Short task = In the copy, keep every record exact and leave out all images.

# start of Material provided

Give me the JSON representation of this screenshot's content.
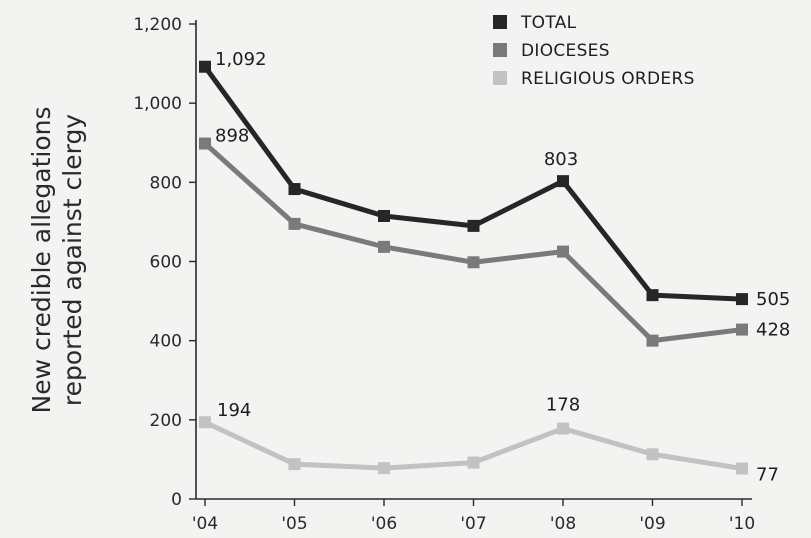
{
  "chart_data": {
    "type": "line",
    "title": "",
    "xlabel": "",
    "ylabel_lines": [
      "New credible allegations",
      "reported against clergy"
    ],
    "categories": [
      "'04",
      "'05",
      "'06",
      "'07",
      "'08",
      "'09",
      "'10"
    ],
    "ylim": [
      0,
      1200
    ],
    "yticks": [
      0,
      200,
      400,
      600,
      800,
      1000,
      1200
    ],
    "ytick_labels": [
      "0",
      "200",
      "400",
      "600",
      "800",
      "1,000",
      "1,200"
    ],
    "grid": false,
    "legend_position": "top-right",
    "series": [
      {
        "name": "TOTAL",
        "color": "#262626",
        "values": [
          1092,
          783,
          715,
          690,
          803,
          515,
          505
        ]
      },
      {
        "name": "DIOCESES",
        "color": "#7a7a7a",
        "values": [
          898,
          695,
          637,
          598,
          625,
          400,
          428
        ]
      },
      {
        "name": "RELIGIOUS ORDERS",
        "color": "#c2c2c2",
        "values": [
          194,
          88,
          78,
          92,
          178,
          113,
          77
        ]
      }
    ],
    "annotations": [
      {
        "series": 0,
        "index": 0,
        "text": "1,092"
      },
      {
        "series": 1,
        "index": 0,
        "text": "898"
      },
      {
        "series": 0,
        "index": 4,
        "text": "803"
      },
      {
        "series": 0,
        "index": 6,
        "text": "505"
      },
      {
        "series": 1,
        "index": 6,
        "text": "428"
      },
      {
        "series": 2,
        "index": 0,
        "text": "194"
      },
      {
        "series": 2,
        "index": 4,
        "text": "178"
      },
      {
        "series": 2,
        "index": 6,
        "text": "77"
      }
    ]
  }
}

# end of Material provided

Written solution =
Give me the JSON representation of this screenshot's content.
{
  "chart_data": {
    "type": "line",
    "title": "",
    "xlabel": "",
    "ylabel_lines": [
      "New credible allegations",
      "reported against clergy"
    ],
    "categories": [
      "'04",
      "'05",
      "'06",
      "'07",
      "'08",
      "'09",
      "'10"
    ],
    "ylim": [
      0,
      1200
    ],
    "yticks": [
      0,
      200,
      400,
      600,
      800,
      1000,
      1200
    ],
    "ytick_labels": [
      "0",
      "200",
      "400",
      "600",
      "800",
      "1,000",
      "1,200"
    ],
    "grid": false,
    "legend_position": "top-right",
    "series": [
      {
        "name": "TOTAL",
        "color": "#262626",
        "values": [
          1092,
          783,
          715,
          690,
          803,
          515,
          505
        ]
      },
      {
        "name": "DIOCESES",
        "color": "#7a7a7a",
        "values": [
          898,
          695,
          637,
          598,
          625,
          400,
          428
        ]
      },
      {
        "name": "RELIGIOUS ORDERS",
        "color": "#c2c2c2",
        "values": [
          194,
          88,
          78,
          92,
          178,
          113,
          77
        ]
      }
    ],
    "annotations": [
      {
        "series": 0,
        "index": 0,
        "text": "1,092"
      },
      {
        "series": 1,
        "index": 0,
        "text": "898"
      },
      {
        "series": 0,
        "index": 4,
        "text": "803"
      },
      {
        "series": 0,
        "index": 6,
        "text": "505"
      },
      {
        "series": 1,
        "index": 6,
        "text": "428"
      },
      {
        "series": 2,
        "index": 0,
        "text": "194"
      },
      {
        "series": 2,
        "index": 4,
        "text": "178"
      },
      {
        "series": 2,
        "index": 6,
        "text": "77"
      }
    ]
  }
}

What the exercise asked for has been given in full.